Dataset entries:
____

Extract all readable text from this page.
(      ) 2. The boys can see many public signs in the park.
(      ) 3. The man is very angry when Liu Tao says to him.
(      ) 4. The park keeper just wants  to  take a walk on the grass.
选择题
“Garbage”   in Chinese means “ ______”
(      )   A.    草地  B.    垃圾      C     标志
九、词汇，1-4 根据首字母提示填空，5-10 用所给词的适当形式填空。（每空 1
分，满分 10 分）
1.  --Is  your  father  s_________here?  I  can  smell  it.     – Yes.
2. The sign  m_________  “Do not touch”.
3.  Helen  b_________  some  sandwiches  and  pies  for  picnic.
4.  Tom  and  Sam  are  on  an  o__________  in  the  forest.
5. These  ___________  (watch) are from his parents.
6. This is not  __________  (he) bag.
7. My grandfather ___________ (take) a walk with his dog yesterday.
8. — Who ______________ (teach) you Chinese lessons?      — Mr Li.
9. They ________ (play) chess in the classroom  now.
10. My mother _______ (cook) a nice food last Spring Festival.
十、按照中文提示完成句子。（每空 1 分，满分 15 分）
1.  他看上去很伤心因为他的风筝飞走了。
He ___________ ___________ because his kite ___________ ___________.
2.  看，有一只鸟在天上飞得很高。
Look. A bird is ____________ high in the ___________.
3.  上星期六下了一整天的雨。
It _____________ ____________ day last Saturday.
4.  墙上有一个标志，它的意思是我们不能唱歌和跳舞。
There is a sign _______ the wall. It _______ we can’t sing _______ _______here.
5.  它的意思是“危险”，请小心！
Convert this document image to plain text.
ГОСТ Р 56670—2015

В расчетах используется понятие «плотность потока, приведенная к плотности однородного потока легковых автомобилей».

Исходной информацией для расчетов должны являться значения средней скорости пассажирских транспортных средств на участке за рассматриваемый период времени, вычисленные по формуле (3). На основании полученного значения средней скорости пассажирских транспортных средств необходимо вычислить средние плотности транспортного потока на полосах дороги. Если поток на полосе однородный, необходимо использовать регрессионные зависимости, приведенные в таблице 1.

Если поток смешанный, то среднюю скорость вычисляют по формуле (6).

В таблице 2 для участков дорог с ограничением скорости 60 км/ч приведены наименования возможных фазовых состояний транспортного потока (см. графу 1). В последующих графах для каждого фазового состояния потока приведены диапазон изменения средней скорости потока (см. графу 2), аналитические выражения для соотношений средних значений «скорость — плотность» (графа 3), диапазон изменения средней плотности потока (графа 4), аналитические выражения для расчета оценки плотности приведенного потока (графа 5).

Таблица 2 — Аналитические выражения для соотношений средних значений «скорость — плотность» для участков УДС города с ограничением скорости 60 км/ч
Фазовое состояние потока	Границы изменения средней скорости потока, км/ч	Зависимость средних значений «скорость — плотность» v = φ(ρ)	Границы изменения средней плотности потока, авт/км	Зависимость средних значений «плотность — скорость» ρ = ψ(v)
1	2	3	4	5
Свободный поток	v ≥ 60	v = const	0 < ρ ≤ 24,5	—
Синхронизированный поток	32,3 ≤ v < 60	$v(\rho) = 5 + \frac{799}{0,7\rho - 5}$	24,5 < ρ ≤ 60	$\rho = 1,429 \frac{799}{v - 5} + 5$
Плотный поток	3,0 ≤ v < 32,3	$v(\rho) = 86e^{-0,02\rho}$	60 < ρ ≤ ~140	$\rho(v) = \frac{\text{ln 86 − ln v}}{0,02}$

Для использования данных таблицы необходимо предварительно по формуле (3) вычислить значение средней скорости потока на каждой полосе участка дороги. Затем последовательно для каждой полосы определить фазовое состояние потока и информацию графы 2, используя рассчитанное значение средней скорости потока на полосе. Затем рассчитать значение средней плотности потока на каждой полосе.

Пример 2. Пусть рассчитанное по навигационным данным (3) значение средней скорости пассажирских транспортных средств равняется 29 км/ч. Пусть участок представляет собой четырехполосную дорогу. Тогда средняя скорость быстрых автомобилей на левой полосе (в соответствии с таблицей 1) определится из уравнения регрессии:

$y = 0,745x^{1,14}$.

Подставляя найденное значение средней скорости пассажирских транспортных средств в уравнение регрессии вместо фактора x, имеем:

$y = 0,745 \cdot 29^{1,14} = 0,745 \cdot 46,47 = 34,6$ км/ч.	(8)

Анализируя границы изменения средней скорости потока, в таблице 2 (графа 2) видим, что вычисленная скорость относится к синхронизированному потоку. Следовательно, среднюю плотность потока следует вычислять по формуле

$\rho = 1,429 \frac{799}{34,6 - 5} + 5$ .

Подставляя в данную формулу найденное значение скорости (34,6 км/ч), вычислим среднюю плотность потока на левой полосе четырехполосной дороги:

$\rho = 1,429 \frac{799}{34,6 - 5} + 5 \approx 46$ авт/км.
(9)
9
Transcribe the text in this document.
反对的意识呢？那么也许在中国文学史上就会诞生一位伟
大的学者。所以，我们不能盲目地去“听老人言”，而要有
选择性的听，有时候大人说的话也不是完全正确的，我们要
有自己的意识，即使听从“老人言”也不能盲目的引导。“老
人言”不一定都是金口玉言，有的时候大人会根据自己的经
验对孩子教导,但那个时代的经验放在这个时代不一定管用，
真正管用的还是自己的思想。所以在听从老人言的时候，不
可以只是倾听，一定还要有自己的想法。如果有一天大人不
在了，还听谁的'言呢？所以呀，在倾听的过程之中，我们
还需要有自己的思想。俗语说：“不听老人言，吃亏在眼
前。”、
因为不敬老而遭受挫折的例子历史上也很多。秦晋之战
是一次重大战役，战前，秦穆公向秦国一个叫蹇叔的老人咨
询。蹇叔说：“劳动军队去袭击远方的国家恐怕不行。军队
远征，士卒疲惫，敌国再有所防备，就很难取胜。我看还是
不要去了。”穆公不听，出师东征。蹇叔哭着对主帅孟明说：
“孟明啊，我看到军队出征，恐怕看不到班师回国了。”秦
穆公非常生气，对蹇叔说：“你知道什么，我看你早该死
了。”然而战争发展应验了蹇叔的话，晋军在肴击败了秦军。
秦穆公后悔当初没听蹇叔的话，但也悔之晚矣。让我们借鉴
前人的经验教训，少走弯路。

____

# Requirements:
Your task is to return the full listing exactly as it was given.

# Finished task:
Extract all readable text from this page.
(      ) 2. The boys can see many public signs in the park.
(      ) 3. The man is very angry when Liu Tao says to him.
(      ) 4. The park keeper just wants  to  take a walk on the grass.
选择题
“Garbage”   in Chinese means “ ______”
(      )   A.    草地  B.    垃圾      C     标志
九、词汇，1-4 根据首字母提示填空，5-10 用所给词的适当形式填空。（每空 1
分，满分 10 分）
1.  --Is  your  father  s_________here?  I  can  smell  it.     – Yes.
2. The sign  m_________  “Do not touch”.
3.  Helen  b_________  some  sandwiches  and  pies  for  picnic.
4.  Tom  and  Sam  are  on  an  o__________  in  the  forest.
5. These  ___________  (watch) are from his parents.
6. This is not  __________  (he) bag.
7. My grandfather ___________ (take) a walk with his dog yesterday.
8. — Who ______________ (teach) you Chinese lessons?      — Mr Li.
9. They ________ (play) chess in the classroom  now.
10. My mother _______ (cook) a nice food last Spring Festival.
十、按照中文提示完成句子。（每空 1 分，满分 15 分）
1.  他看上去很伤心因为他的风筝飞走了。
He ___________ ___________ because his kite ___________ ___________.
2.  看，有一只鸟在天上飞得很高。
Look. A bird is ____________ high in the ___________.
3.  上星期六下了一整天的雨。
It _____________ ____________ day last Saturday.
4.  墙上有一个标志，它的意思是我们不能唱歌和跳舞。
There is a sign _______ the wall. It _______ we can’t sing _______ _______here.
5.  它的意思是“危险”，请小心！
Convert this document image to plain text.
ГОСТ Р 56670—2015

В расчетах используется понятие «плотность потока, приведенная к плотности однородного потока легковых автомобилей».

Исходной информацией для расчетов должны являться значения средней скорости пассажирских транспортных средств на участке за рассматриваемый период времени, вычисленные по формуле (3). На основании полученного значения средней скорости пассажирских транспортных средств необходимо вычислить средние плотности транспортного потока на полосах дороги. Если поток на полосе однородный, необходимо использовать регрессионные зависимости, приведенные в таблице 1.

Если поток смешанный, то среднюю скорость вычисляют по формуле (6).

В таблице 2 для участков дорог с ограничением скорости 60 км/ч приведены наименования возможных фазовых состояний транспортного потока (см. графу 1). В последующих графах для каждого фазового состояния потока приведены диапазон изменения средней скорости потока (см. графу 2), аналитические выражения для соотношений средних значений «скорость — плотность» (графа 3), диапазон изменения средней плотности потока (графа 4), аналитические выражения для расчета оценки плотности приведенного потока (графа 5).

Таблица 2 — Аналитические выражения для соотношений средних значений «скорость — плотность» для участков УДС города с ограничением скорости 60 км/ч
Фазовое состояние потока	Границы изменения средней скорости потока, км/ч	Зависимость средних значений «скорость — плотность» v = φ(ρ)	Границы изменения средней плотности потока, авт/км	Зависимость средних значений «плотность — скорость» ρ = ψ(v)
1	2	3	4	5
Свободный поток	v ≥ 60	v = const	0 < ρ ≤ 24,5	—
Синхронизированный поток	32,3 ≤ v < 60	$v(\rho) = 5 + \frac{799}{0,7\rho - 5}$	24,5 < ρ ≤ 60	$\rho = 1,429 \frac{799}{v - 5} + 5$
Плотный поток	3,0 ≤ v < 32,3	$v(\rho) = 86e^{-0,02\rho}$	60 < ρ ≤ ~140	$\rho(v) = \frac{\text{ln 86 − ln v}}{0,02}$

Для использования данных таблицы необходимо предварительно по формуле (3) вычислить значение средней скорости потока на каждой полосе участка дороги. Затем последовательно для каждой полосы определить фазовое состояние потока и информацию графы 2, используя рассчитанное значение средней скорости потока на полосе. Затем рассчитать значение средней плотности потока на каждой полосе.

Пример 2. Пусть рассчитанное по навигационным данным (3) значение средней скорости пассажирских транспортных средств равняется 29 км/ч. Пусть участок представляет собой четырехполосную дорогу. Тогда средняя скорость быстрых автомобилей на левой полосе (в соответствии с таблицей 1) определится из уравнения регрессии:

$y = 0,745x^{1,14}$.

Подставляя найденное значение средней скорости пассажирских транспортных средств в уравнение регрессии вместо фактора x, имеем:

$y = 0,745 \cdot 29^{1,14} = 0,745 \cdot 46,47 = 34,6$ км/ч.	(8)

Анализируя границы изменения средней скорости потока, в таблице 2 (графа 2) видим, что вычисленная скорость относится к синхронизированному потоку. Следовательно, среднюю плотность потока следует вычислять по формуле

$\rho = 1,429 \frac{799}{34,6 - 5} + 5$ .

Подставляя в данную формулу найденное значение скорости (34,6 км/ч), вычислим среднюю плотность потока на левой полосе четырехполосной дороги:

$\rho = 1,429 \frac{799}{34,6 - 5} + 5 \approx 46$ авт/км.
(9)
9
Transcribe the text in this document.
反对的意识呢？那么也许在中国文学史上就会诞生一位伟
大的学者。所以，我们不能盲目地去“听老人言”，而要有
选择性的听，有时候大人说的话也不是完全正确的，我们要
有自己的意识，即使听从“老人言”也不能盲目的引导。“老
人言”不一定都是金口玉言，有的时候大人会根据自己的经
验对孩子教导,但那个时代的经验放在这个时代不一定管用，
真正管用的还是自己的思想。所以在听从老人言的时候，不
可以只是倾听，一定还要有自己的想法。如果有一天大人不
在了，还听谁的'言呢？所以呀，在倾听的过程之中，我们
还需要有自己的思想。俗语说：“不听老人言，吃亏在眼
前。”、
因为不敬老而遭受挫折的例子历史上也很多。秦晋之战
是一次重大战役，战前，秦穆公向秦国一个叫蹇叔的老人咨
询。蹇叔说：“劳动军队去袭击远方的国家恐怕不行。军队
远征，士卒疲惫，敌国再有所防备，就很难取胜。我看还是
不要去了。”穆公不听，出师东征。蹇叔哭着对主帅孟明说：
“孟明啊，我看到军队出征，恐怕看不到班师回国了。”秦
穆公非常生气，对蹇叔说：“你知道什么，我看你早该死
了。”然而战争发展应验了蹇叔的话，晋军在肴击败了秦军。
秦穆公后悔当初没听蹇叔的话，但也悔之晚矣。让我们借鉴
前人的经验教训，少走弯路。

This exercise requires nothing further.